**Task brief**.
Say how many lines hold the string "structure"; please write nothing but the number.

Entries from a dataset:
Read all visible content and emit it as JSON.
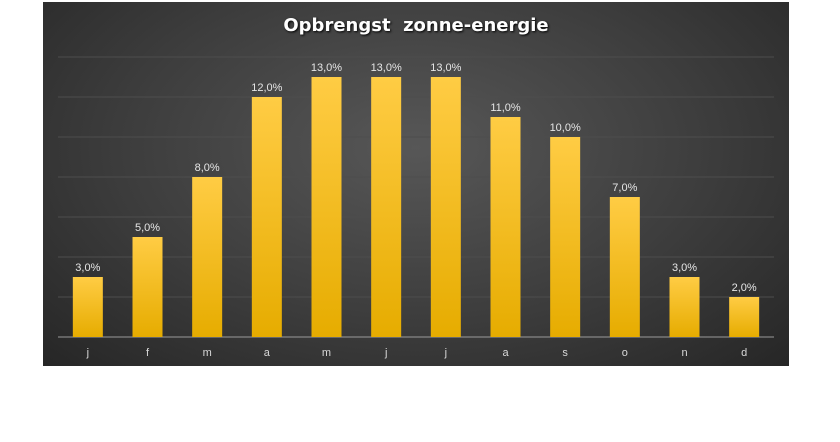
{
  "chart_data": {
    "type": "bar",
    "title": "Opbrengst  zonne-energie",
    "categories": [
      "j",
      "f",
      "m",
      "a",
      "m",
      "j",
      "j",
      "a",
      "s",
      "o",
      "n",
      "d"
    ],
    "series": [
      {
        "values": [
          3,
          5,
          8,
          12,
          13,
          13,
          13,
          11,
          10,
          7,
          3,
          2
        ],
        "labels": [
          "3,0%",
          "5,0%",
          "8,0%",
          "12,0%",
          "13,0%",
          "13,0%",
          "13,0%",
          "11,0%",
          "10,0%",
          "7,0%",
          "3,0%",
          "2,0%"
        ]
      }
    ],
    "ylim": [
      0,
      14
    ],
    "grid": true,
    "legend": "none",
    "colors": {
      "bar_top": "#ffcc44",
      "bar_bottom": "#e6ac00",
      "background": "#404040"
    }
  }
}
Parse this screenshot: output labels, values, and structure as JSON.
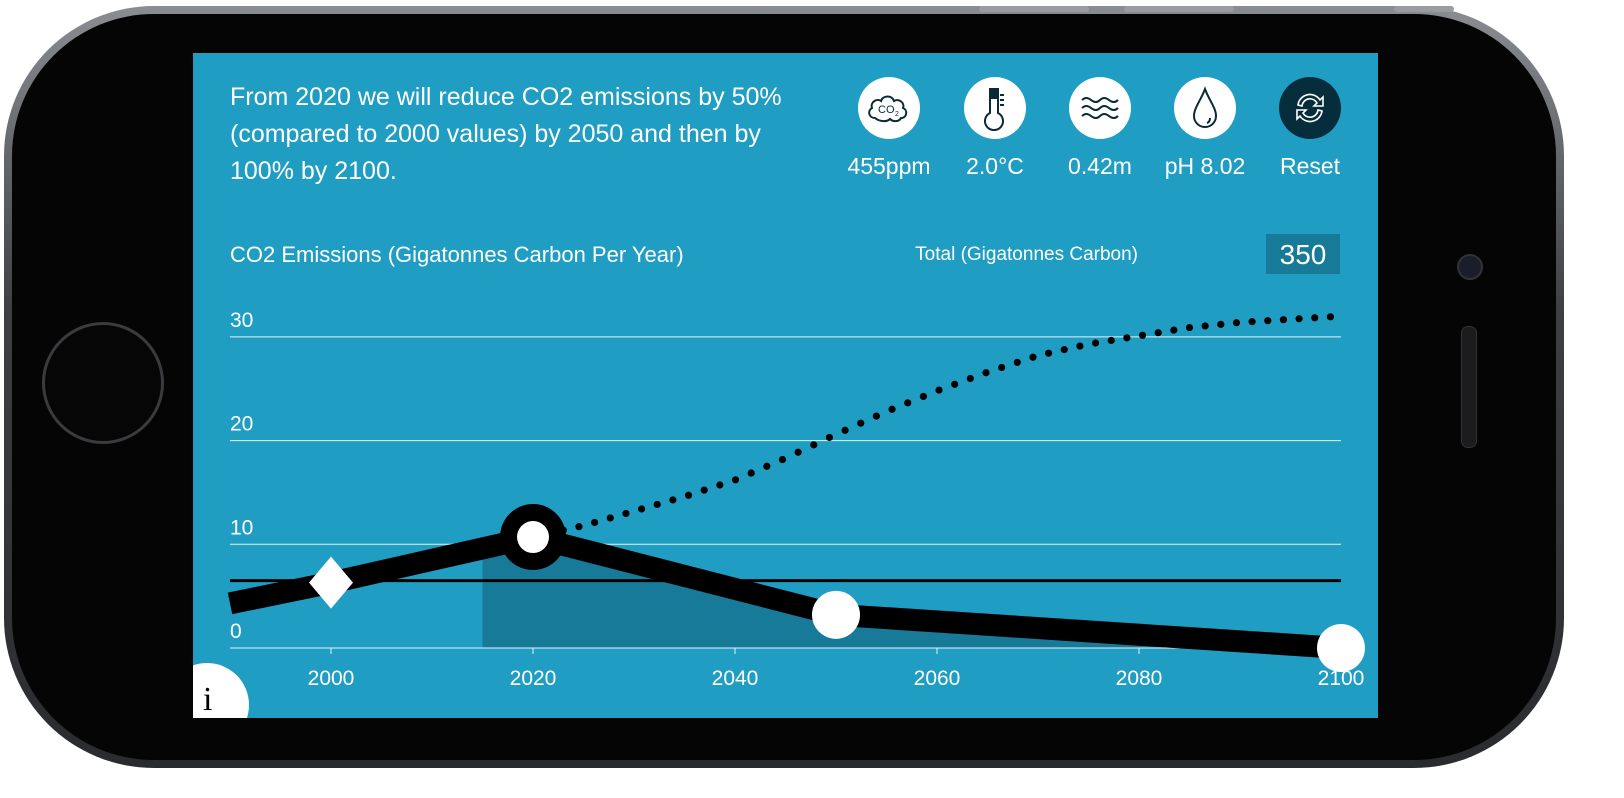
{
  "intro_text": "From 2020 we will reduce CO2 emissions by 50% (compared to 2000 values) by 2050 and then by 100% by 2100.",
  "stats": [
    {
      "icon": "co2-cloud-icon",
      "label": "455ppm"
    },
    {
      "icon": "thermometer-icon",
      "label": "2.0°C"
    },
    {
      "icon": "waves-icon",
      "label": "0.42m"
    },
    {
      "icon": "water-drop-icon",
      "label": "pH 8.02"
    },
    {
      "icon": "reset-icon",
      "label": "Reset"
    }
  ],
  "total_label": "Total (Gigatonnes Carbon)",
  "total_value": "350",
  "info_label": "i",
  "colors": {
    "background": "#209dc2",
    "shaded_area": "#177a98",
    "reset_button": "#062d3c",
    "line": "#000000"
  },
  "chart_data": {
    "type": "line",
    "title": "CO2 Emissions (Gigatonnes Carbon Per Year)",
    "xlim": [
      1990,
      2100
    ],
    "ylim": [
      0,
      32
    ],
    "x_ticks": [
      2000,
      2020,
      2040,
      2060,
      2080,
      2100
    ],
    "y_ticks": [
      0,
      10,
      20,
      30
    ],
    "grid": true,
    "series": [
      {
        "style": "solid",
        "x": [
          1990,
          2000,
          2020,
          2050,
          2100
        ],
        "y": [
          4.3,
          6.3,
          10.7,
          3.2,
          0
        ]
      },
      {
        "style": "dotted",
        "x": [
          2020,
          2025,
          2030,
          2035,
          2040,
          2045,
          2050,
          2055,
          2060,
          2065,
          2070,
          2075,
          2080,
          2085,
          2090,
          2095,
          2100
        ],
        "y": [
          10.7,
          11.8,
          13.2,
          14.6,
          16.2,
          18.3,
          20.6,
          22.8,
          24.8,
          26.6,
          28.2,
          29.3,
          30.1,
          30.9,
          31.4,
          31.7,
          32
        ]
      }
    ],
    "reference_line": 6.5,
    "shaded_from_year": 2015,
    "markers": [
      {
        "x": 2000,
        "shape": "diamond"
      },
      {
        "x": 2020,
        "shape": "ring"
      },
      {
        "x": 2050,
        "shape": "circle"
      },
      {
        "x": 2100,
        "shape": "circle"
      }
    ]
  }
}
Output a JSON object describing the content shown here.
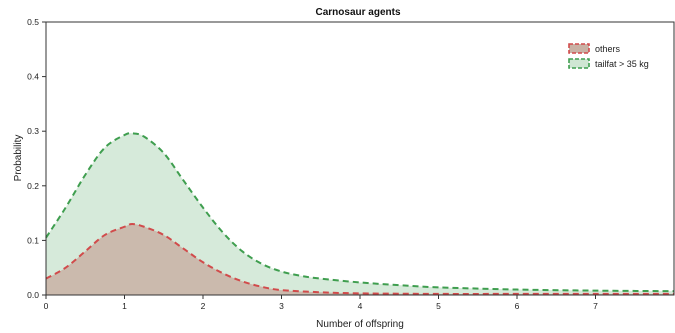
{
  "chart_data": {
    "type": "area",
    "title": "Carnosaur agents",
    "xlabel": "Number of offspring",
    "ylabel": "Probability",
    "xlim": [
      0,
      8
    ],
    "ylim": [
      0,
      0.5
    ],
    "x_ticks": [
      "0",
      "1",
      "2",
      "3",
      "4",
      "5",
      "6",
      "7"
    ],
    "y_ticks": [
      "0.0",
      "0.1",
      "0.2",
      "0.3",
      "0.4",
      "0.5"
    ],
    "grid": false,
    "legend_position": "top-right",
    "series": [
      {
        "name": "others",
        "color": "#d14b4b",
        "fill": "#c9b2a5",
        "x": [
          0,
          0.25,
          0.5,
          0.75,
          1.0,
          1.1,
          1.25,
          1.5,
          1.75,
          2.0,
          2.25,
          2.5,
          2.75,
          3.0,
          3.5,
          4.0,
          5.0,
          6.0,
          7.0,
          8.0
        ],
        "y": [
          0.03,
          0.05,
          0.08,
          0.11,
          0.125,
          0.13,
          0.125,
          0.11,
          0.085,
          0.06,
          0.04,
          0.025,
          0.015,
          0.009,
          0.005,
          0.003,
          0.002,
          0.002,
          0.002,
          0.002
        ]
      },
      {
        "name": "tailfat > 35 kg",
        "color": "#3f9e4f",
        "fill": "#cfe6d3",
        "x": [
          0,
          0.25,
          0.5,
          0.75,
          1.0,
          1.1,
          1.25,
          1.5,
          1.75,
          2.0,
          2.25,
          2.5,
          2.75,
          3.0,
          3.25,
          3.5,
          4.0,
          4.5,
          5.0,
          6.0,
          7.0,
          8.0
        ],
        "y": [
          0.105,
          0.16,
          0.22,
          0.27,
          0.293,
          0.296,
          0.29,
          0.26,
          0.21,
          0.16,
          0.115,
          0.08,
          0.057,
          0.043,
          0.035,
          0.03,
          0.023,
          0.018,
          0.014,
          0.01,
          0.008,
          0.007
        ]
      }
    ]
  }
}
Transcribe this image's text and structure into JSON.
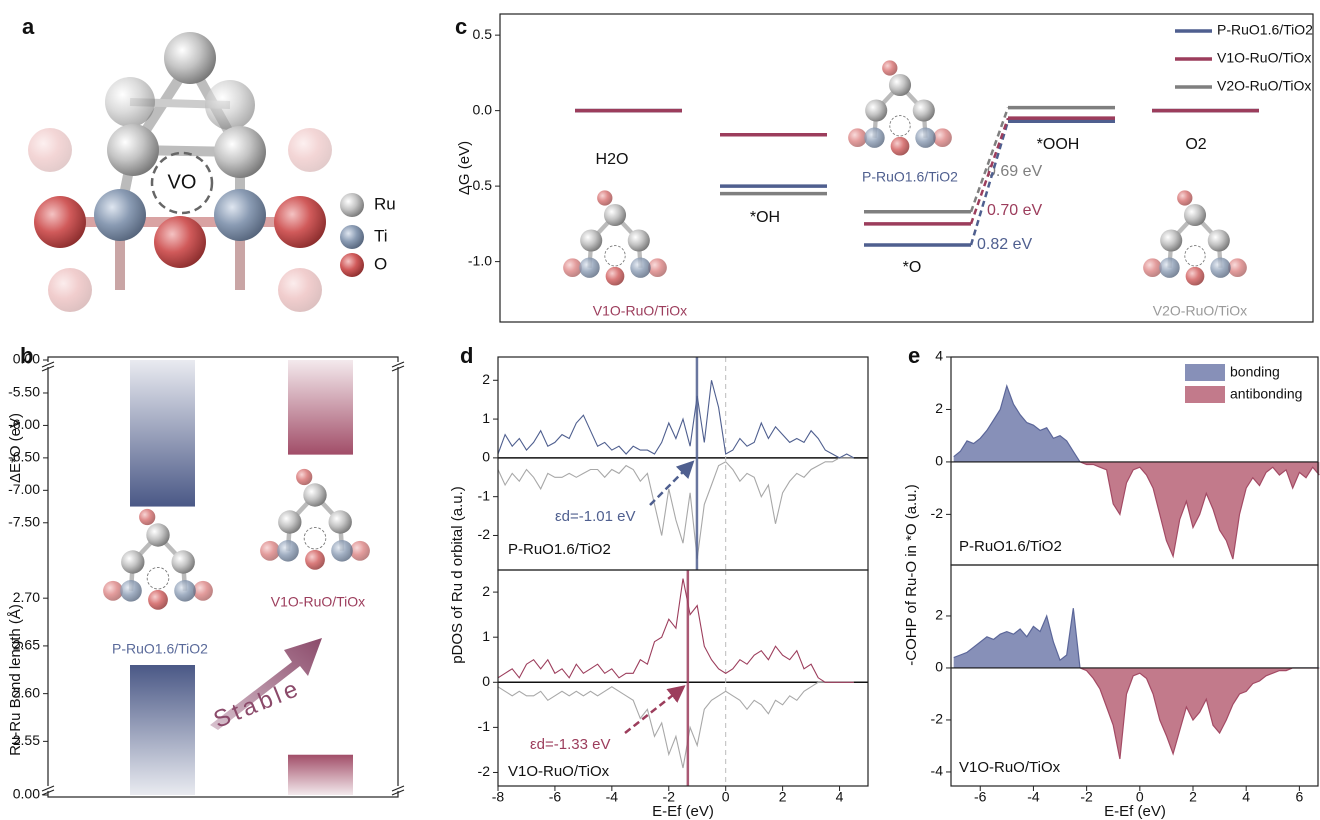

**Written answer**.
2